::: SUPPLIED DATA :::

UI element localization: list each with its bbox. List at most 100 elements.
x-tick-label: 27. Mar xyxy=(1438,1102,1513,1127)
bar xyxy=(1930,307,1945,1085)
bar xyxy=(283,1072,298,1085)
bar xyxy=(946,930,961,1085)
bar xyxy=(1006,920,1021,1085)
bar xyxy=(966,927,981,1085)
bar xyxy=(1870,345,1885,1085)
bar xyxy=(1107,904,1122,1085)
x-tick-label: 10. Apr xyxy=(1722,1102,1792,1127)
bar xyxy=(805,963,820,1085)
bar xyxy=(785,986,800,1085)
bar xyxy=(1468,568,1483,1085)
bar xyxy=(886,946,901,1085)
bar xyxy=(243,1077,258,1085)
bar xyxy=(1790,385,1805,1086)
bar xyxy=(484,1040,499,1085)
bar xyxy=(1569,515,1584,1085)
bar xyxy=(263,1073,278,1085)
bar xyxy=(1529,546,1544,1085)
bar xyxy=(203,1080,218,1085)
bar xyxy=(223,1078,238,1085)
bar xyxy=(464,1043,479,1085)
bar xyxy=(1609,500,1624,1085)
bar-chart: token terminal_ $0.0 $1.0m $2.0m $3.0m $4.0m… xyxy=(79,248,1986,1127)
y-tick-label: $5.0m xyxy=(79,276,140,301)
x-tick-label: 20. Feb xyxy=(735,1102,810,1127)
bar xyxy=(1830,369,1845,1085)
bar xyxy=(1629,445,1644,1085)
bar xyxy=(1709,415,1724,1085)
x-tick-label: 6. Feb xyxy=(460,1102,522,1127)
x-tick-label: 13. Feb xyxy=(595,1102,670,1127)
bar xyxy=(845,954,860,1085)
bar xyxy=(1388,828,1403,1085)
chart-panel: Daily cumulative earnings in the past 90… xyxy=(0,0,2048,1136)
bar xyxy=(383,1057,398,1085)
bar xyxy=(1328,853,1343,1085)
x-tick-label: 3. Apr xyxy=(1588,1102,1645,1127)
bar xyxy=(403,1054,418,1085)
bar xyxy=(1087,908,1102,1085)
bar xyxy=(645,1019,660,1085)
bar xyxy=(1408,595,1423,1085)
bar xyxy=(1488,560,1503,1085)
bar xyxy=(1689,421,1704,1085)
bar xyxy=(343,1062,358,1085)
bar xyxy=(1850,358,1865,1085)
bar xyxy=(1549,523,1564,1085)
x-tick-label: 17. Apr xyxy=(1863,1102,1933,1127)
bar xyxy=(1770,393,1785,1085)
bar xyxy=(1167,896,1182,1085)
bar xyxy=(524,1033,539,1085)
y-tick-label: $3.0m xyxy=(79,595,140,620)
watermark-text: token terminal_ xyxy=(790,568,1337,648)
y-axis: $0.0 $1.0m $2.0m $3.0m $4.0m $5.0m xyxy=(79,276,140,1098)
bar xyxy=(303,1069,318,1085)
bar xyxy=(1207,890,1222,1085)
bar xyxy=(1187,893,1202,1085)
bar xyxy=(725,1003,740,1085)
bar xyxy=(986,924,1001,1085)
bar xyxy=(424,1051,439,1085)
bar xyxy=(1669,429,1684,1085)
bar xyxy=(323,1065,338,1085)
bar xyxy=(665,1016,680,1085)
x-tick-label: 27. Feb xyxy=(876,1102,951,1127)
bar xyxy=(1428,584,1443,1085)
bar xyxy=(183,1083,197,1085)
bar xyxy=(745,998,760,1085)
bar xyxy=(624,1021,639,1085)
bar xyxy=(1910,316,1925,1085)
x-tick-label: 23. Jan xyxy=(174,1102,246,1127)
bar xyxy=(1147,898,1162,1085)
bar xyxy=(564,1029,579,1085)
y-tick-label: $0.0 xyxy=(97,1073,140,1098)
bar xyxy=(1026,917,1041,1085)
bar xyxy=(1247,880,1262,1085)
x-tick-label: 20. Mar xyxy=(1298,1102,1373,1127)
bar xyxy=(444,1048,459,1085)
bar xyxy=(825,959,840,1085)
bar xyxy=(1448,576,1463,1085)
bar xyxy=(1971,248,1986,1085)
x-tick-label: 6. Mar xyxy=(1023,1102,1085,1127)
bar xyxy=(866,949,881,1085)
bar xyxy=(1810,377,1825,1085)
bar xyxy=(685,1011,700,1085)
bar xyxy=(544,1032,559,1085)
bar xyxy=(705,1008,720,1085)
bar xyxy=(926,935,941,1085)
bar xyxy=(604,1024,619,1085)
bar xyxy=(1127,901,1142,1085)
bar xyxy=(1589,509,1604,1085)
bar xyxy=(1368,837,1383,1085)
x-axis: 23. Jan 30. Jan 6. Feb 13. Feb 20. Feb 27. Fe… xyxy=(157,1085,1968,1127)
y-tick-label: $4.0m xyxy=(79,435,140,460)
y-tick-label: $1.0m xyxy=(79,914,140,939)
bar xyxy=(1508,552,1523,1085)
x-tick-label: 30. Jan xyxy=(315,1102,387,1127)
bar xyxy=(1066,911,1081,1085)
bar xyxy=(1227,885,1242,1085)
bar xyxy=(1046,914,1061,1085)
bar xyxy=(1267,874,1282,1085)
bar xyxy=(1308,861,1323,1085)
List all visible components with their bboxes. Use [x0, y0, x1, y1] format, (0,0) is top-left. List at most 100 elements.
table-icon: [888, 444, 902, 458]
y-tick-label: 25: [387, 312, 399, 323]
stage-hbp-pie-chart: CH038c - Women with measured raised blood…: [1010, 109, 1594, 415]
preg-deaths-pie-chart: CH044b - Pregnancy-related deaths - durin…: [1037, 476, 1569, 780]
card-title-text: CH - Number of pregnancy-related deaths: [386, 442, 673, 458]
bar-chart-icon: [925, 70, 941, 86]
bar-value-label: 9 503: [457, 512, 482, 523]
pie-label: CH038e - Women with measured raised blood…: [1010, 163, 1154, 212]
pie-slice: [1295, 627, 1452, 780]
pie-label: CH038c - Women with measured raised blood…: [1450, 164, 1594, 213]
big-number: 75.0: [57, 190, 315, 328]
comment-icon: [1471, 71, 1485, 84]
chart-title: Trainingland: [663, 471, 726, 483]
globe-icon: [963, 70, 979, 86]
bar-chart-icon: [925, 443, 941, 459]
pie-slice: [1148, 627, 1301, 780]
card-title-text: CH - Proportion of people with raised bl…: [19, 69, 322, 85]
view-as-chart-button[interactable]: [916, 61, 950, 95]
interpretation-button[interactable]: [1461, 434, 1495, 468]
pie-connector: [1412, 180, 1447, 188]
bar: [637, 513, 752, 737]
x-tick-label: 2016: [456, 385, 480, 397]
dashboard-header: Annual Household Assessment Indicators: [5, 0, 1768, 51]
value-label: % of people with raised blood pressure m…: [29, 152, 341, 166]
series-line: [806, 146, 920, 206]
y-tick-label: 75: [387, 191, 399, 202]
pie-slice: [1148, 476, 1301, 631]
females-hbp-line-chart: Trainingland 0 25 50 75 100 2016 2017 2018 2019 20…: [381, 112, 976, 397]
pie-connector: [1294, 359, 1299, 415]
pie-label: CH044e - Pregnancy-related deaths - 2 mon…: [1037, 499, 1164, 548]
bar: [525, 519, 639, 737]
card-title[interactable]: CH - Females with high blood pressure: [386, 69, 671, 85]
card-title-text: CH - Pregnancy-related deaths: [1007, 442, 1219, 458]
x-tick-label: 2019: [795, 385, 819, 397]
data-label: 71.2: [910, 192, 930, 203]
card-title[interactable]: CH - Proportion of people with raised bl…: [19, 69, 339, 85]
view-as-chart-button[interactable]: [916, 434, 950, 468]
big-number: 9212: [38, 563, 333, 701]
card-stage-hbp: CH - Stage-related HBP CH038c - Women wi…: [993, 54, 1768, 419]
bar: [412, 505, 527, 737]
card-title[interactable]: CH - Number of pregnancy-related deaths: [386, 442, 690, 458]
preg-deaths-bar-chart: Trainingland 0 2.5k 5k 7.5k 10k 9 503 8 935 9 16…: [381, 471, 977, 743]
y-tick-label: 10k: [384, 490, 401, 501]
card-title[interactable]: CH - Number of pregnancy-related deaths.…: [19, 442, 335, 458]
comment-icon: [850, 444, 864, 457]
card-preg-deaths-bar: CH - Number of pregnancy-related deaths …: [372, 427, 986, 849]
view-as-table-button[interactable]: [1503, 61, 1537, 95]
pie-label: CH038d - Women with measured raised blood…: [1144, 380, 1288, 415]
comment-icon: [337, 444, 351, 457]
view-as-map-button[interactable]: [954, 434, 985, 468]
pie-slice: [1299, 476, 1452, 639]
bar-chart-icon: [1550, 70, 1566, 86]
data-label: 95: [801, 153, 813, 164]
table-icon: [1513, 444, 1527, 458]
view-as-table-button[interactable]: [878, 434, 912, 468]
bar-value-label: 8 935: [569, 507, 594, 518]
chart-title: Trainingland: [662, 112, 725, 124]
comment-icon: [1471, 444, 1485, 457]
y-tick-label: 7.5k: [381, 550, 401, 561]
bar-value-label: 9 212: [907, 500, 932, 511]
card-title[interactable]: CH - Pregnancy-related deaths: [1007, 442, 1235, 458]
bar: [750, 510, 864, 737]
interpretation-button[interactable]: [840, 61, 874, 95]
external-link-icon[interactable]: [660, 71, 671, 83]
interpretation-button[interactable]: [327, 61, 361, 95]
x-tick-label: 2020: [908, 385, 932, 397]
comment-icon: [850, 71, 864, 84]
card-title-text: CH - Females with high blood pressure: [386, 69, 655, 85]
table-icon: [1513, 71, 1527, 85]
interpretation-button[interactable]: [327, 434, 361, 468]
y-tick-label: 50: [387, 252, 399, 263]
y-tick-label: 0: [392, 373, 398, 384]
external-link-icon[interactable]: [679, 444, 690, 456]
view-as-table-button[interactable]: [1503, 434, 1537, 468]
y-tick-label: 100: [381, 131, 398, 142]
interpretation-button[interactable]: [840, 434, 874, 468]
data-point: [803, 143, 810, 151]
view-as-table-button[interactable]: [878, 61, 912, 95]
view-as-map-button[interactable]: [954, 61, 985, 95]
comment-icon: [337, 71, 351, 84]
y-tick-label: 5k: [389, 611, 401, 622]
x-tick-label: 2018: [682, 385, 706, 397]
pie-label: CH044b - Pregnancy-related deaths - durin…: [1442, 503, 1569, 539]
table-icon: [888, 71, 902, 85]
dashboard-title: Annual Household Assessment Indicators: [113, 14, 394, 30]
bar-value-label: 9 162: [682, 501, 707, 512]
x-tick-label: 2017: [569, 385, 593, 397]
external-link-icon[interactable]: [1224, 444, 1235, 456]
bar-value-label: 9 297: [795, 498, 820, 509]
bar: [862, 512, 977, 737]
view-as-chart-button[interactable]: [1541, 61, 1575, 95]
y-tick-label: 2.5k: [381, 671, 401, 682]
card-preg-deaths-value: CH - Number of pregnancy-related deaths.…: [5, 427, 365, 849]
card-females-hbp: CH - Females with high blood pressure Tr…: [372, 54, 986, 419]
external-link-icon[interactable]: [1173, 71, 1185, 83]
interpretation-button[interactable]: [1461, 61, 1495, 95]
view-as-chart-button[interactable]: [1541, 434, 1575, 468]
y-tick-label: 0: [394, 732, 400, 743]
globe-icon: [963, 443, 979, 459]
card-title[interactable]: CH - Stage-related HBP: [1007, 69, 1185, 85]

:::

> [THE TASK]:
Count the lines in the rows above that contain the string "text". Reply with the number only.

> [WRITTEN SOLUTION]:
5